From the listing below, pull out all lines with "spectrogram" in them.
*** Data provided ***
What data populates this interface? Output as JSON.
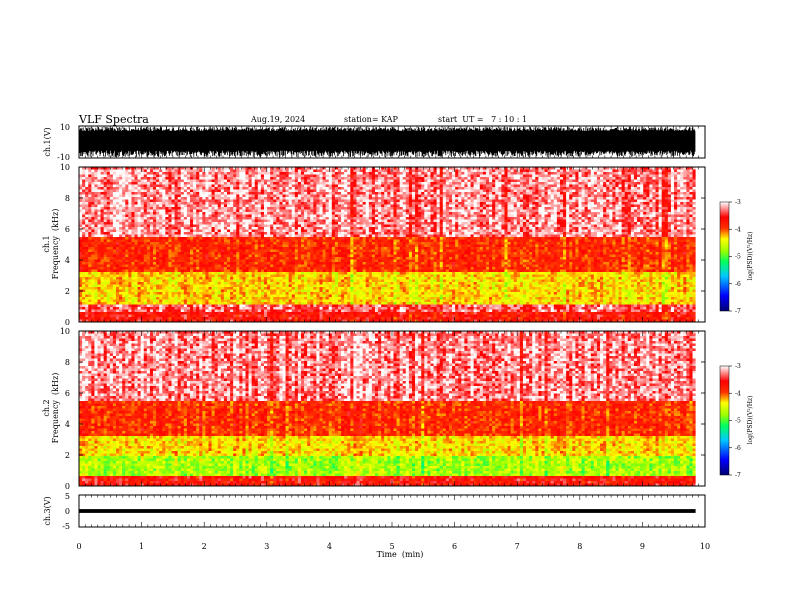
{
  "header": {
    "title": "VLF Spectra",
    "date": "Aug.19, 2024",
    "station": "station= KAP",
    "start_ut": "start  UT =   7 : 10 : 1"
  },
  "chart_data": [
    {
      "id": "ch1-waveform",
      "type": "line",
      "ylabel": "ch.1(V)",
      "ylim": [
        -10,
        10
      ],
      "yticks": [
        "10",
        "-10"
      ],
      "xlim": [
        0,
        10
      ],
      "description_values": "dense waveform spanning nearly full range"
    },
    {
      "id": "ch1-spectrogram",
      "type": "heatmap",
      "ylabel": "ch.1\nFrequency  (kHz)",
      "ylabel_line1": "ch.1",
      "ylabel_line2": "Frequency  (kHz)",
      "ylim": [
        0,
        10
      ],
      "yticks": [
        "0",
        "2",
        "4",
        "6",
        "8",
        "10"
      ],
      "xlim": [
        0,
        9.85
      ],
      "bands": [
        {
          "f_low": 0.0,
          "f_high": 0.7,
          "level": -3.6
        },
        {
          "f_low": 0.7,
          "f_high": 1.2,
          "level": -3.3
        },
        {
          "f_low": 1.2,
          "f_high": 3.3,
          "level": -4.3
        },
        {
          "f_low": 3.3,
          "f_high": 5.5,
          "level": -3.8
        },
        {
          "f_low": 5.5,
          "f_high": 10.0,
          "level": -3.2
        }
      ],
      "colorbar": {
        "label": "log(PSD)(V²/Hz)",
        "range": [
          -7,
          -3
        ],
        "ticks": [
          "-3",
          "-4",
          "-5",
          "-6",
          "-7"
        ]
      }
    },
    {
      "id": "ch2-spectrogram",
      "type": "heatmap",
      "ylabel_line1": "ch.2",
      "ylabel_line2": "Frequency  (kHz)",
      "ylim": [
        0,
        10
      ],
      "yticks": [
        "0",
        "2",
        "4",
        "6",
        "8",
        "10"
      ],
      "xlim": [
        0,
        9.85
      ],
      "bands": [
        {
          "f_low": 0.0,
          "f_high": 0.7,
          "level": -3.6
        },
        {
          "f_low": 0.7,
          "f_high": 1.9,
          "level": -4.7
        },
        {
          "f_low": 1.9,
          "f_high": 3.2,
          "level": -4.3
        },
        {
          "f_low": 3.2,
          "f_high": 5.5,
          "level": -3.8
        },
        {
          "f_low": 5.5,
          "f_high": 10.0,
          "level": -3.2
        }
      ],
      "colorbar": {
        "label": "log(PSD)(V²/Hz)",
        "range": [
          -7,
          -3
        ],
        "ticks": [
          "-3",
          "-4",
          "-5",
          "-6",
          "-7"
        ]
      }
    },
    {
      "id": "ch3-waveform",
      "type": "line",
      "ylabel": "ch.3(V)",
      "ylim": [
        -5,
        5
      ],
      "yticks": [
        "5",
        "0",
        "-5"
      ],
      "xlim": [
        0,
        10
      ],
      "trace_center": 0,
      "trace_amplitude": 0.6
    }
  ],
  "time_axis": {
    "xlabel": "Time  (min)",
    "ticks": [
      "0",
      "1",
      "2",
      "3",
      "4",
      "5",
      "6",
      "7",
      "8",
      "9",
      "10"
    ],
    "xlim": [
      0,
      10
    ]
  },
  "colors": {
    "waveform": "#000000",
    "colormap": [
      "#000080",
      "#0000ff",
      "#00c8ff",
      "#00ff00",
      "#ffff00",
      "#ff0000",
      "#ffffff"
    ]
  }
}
***
*Output below:*
      "id": "ch1-spectrogram",
      "id": "ch2-spectrogram",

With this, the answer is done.